**DATA LISTING**
---+---

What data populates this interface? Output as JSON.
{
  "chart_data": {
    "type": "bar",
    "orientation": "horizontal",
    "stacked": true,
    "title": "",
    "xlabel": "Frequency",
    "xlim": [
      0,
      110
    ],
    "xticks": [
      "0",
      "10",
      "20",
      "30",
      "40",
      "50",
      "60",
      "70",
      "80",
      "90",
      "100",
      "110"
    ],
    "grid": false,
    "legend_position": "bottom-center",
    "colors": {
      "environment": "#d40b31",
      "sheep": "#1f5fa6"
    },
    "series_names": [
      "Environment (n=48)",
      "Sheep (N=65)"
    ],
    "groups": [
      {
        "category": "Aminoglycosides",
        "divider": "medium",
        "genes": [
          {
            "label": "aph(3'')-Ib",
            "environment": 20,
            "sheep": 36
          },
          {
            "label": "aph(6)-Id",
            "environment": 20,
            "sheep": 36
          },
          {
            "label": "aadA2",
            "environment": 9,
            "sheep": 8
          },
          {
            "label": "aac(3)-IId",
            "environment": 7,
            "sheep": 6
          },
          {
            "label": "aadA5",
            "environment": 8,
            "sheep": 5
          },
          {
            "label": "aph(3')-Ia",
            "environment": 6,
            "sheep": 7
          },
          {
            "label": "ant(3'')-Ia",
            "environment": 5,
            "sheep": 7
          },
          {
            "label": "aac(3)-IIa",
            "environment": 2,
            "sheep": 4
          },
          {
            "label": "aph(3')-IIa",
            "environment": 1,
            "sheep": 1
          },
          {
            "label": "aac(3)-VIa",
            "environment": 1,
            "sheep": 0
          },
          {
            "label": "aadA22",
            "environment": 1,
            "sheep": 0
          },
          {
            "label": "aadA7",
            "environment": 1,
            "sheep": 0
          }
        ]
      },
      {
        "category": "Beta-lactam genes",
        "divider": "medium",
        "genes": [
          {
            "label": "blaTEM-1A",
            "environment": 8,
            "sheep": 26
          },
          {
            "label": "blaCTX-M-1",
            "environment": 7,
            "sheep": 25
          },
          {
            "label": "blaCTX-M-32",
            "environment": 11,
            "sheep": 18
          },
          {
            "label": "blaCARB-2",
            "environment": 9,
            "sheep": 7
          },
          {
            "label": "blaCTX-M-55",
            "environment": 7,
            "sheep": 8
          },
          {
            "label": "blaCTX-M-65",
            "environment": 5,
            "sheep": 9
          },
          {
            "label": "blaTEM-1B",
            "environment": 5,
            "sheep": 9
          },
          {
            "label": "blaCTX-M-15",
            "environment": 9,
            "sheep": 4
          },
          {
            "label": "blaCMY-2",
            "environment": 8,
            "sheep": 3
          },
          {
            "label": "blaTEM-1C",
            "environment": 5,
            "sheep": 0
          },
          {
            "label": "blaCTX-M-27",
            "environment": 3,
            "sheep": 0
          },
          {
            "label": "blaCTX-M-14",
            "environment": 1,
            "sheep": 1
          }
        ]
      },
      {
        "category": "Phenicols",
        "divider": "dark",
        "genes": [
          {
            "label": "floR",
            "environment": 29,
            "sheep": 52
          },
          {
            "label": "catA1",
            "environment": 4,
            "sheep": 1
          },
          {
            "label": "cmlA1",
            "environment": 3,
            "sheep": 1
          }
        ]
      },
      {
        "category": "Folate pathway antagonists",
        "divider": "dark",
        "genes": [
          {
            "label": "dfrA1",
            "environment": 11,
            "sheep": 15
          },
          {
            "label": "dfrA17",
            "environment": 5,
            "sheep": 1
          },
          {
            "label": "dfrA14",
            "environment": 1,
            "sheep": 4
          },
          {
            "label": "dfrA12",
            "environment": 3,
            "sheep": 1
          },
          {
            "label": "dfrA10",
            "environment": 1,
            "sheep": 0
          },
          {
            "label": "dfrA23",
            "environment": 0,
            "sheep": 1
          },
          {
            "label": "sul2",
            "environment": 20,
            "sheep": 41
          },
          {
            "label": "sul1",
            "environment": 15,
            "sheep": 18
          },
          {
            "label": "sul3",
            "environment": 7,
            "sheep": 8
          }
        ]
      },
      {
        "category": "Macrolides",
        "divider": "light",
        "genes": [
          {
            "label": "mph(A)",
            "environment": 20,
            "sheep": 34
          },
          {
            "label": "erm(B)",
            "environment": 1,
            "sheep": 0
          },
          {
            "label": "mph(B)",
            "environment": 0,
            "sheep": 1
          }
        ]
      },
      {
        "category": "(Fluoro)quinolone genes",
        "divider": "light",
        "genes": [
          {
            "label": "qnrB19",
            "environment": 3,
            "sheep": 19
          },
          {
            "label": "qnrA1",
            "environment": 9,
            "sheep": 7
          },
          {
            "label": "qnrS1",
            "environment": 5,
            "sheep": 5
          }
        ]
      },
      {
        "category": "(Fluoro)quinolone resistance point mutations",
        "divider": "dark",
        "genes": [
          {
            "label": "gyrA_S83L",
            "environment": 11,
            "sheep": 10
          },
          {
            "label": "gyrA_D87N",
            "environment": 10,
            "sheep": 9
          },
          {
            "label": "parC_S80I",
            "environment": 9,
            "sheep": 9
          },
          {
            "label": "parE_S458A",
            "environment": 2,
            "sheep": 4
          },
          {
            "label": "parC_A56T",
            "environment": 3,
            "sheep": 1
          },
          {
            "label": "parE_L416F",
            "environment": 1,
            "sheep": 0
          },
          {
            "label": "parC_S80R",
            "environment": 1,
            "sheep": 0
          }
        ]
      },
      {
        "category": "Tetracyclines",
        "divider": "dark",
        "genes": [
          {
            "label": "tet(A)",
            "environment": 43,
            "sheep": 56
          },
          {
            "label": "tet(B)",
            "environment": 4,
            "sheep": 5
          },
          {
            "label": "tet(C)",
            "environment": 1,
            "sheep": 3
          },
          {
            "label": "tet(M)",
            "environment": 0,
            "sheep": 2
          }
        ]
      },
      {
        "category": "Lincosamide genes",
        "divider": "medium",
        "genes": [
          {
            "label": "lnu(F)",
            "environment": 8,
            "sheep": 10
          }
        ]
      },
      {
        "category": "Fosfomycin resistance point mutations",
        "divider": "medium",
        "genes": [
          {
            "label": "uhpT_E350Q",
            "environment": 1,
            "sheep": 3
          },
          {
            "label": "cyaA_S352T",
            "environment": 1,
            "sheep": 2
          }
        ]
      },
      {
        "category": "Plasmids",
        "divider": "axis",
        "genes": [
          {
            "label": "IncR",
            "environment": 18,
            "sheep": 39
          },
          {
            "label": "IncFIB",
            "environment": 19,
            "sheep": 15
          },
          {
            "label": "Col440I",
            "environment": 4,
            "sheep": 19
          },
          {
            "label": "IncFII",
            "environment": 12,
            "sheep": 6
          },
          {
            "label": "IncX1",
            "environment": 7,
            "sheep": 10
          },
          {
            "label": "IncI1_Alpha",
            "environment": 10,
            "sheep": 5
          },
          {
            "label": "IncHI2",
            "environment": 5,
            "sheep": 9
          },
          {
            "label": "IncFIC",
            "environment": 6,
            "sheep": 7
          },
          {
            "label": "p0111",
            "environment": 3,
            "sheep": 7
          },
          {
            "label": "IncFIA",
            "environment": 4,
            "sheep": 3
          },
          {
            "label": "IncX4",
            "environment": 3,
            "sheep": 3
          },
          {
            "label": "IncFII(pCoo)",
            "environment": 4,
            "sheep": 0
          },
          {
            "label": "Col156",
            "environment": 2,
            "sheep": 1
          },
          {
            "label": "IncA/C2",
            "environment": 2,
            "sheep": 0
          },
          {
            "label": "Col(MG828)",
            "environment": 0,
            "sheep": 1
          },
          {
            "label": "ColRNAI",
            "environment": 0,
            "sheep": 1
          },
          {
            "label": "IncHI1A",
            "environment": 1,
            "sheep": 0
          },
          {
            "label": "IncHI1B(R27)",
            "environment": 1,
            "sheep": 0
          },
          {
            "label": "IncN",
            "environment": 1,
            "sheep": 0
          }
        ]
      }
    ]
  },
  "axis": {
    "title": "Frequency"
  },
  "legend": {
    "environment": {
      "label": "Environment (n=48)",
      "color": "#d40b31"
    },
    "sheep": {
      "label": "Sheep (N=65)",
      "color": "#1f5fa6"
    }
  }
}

---+---

**EXERCISE DESCRIPTION**
Copy out every line of the listing where the word "point" occurs.

**RESULT OF THE TASK**
        "category": "(Fluoro)quinolone resistance point mutations",
        "category": "Fosfomycin resistance point mutations",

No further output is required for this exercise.